→ Aim of the exercise: Which lines have the string "обитания"? Copy all of them from the entries below.
-----
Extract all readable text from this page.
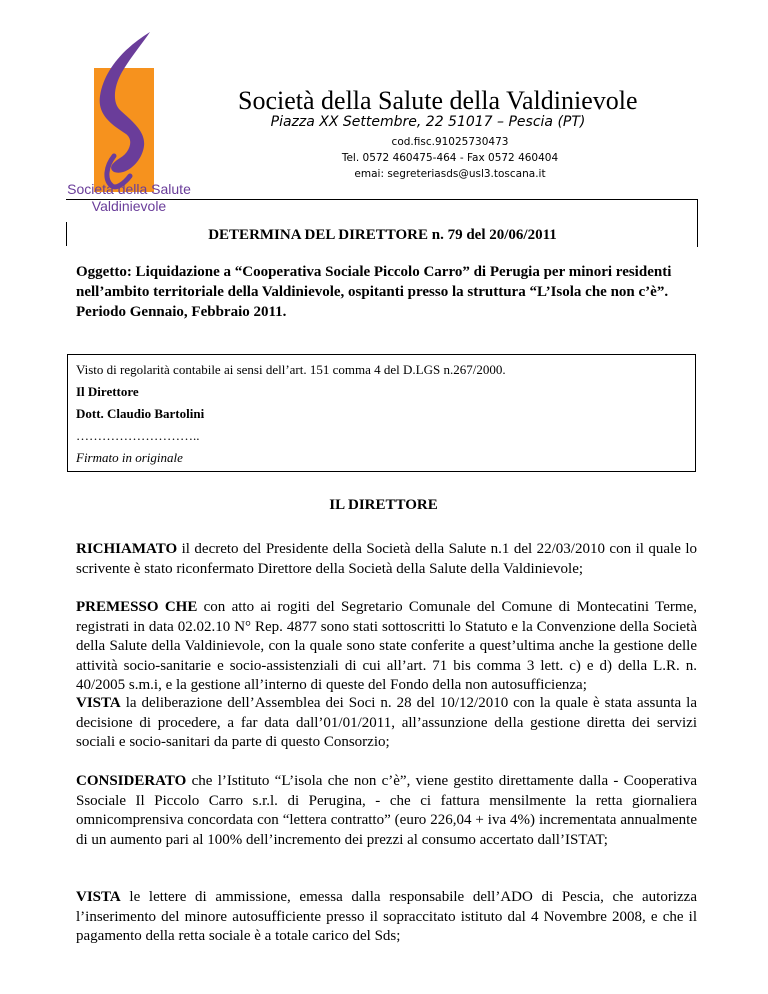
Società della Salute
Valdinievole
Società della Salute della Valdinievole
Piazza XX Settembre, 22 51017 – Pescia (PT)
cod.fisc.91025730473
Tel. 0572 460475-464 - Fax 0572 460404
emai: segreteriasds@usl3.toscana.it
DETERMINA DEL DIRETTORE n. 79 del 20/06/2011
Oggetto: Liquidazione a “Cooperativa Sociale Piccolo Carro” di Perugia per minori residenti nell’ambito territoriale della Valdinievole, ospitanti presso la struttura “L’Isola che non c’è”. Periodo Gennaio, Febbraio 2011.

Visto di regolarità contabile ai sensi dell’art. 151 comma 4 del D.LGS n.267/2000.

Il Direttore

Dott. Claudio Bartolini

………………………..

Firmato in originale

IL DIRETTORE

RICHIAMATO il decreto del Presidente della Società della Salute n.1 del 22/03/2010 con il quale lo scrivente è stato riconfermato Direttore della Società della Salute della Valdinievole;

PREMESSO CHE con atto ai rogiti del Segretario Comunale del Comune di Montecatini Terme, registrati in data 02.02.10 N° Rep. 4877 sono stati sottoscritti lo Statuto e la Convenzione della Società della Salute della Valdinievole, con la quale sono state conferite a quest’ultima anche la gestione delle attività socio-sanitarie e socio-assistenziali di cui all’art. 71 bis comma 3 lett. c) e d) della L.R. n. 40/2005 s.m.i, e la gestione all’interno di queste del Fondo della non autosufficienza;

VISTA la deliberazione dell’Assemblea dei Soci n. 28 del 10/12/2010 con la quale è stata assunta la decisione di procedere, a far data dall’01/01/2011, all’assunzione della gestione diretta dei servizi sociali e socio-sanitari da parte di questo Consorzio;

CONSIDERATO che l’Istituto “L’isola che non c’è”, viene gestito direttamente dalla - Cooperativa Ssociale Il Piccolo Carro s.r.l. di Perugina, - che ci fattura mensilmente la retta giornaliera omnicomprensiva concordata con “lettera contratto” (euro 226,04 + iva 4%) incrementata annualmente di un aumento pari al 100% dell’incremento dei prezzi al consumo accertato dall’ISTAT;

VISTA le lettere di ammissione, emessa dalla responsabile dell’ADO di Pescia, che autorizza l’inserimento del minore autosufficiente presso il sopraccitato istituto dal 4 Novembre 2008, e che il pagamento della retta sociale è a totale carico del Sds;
-----
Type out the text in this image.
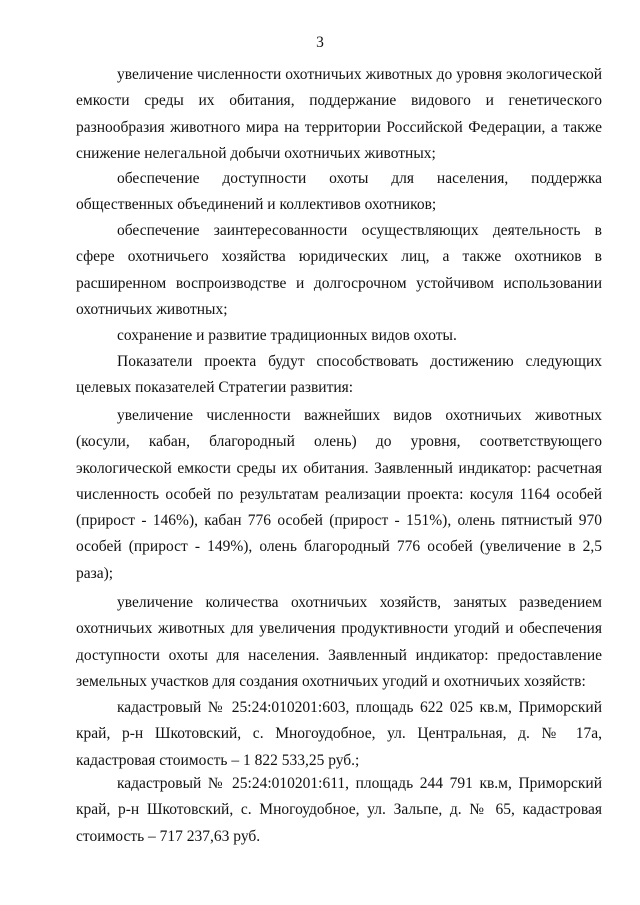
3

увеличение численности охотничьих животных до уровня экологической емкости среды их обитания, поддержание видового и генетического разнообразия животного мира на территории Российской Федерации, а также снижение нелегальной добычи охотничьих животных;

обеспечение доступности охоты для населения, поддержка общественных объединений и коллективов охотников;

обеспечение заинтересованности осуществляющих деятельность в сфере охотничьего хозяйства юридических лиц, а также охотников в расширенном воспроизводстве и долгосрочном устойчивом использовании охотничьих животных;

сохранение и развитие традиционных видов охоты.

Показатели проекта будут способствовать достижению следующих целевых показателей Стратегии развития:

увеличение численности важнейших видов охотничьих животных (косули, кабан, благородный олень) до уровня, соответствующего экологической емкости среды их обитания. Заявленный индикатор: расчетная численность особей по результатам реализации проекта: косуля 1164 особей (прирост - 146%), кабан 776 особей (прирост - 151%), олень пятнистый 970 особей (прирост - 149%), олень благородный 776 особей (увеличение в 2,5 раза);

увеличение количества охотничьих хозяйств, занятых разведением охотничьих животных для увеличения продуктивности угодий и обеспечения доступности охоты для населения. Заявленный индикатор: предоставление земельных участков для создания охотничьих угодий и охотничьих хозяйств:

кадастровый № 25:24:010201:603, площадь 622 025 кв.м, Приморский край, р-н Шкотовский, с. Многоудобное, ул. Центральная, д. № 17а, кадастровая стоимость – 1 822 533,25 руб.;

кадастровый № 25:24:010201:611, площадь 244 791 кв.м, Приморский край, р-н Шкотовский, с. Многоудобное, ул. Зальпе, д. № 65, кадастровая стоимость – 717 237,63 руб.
-----
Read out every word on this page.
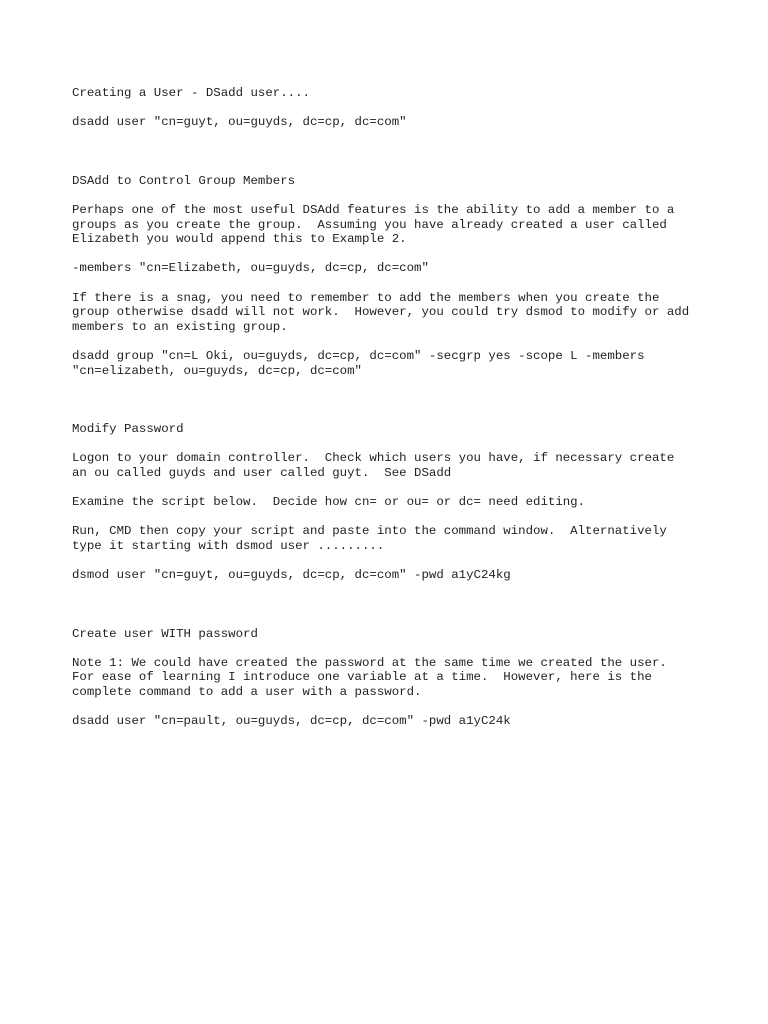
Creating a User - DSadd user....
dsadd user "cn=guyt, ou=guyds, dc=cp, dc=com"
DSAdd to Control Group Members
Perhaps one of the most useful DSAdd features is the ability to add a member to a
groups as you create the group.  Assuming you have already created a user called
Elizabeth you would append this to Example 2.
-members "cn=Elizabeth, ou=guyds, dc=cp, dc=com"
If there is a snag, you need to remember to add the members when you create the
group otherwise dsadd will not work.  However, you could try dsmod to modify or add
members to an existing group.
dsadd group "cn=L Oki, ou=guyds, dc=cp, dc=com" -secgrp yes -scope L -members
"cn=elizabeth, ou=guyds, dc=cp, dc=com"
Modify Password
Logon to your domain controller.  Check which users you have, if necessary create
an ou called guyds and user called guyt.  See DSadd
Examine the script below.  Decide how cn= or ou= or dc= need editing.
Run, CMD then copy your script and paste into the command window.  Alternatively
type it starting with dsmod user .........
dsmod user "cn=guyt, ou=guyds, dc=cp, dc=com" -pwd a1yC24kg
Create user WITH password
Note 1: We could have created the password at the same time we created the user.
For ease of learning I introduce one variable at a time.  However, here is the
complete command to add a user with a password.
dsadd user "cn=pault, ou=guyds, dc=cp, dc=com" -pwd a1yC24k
-----
→ Final result:
увеличение численности охотничьих животных до уровня экологической емкости среды их обитания, поддержание видового и генетического разнообразия животного мира на территории Российской Федерации, а также снижение нелегальной добычи охотничьих животных;
увеличение численности важнейших видов охотничьих животных (косули, кабан, благородный олень) до уровня, соответствующего экологической емкости среды их обитания. Заявленный индикатор: расчетная численность особей по результатам реализации проекта: косуля 1164 особей (прирост - 146%), кабан 776 особей (прирост - 151%), олень пятнистый 970 особей (прирост - 149%), олень благородный 776 особей (увеличение в 2,5 раза);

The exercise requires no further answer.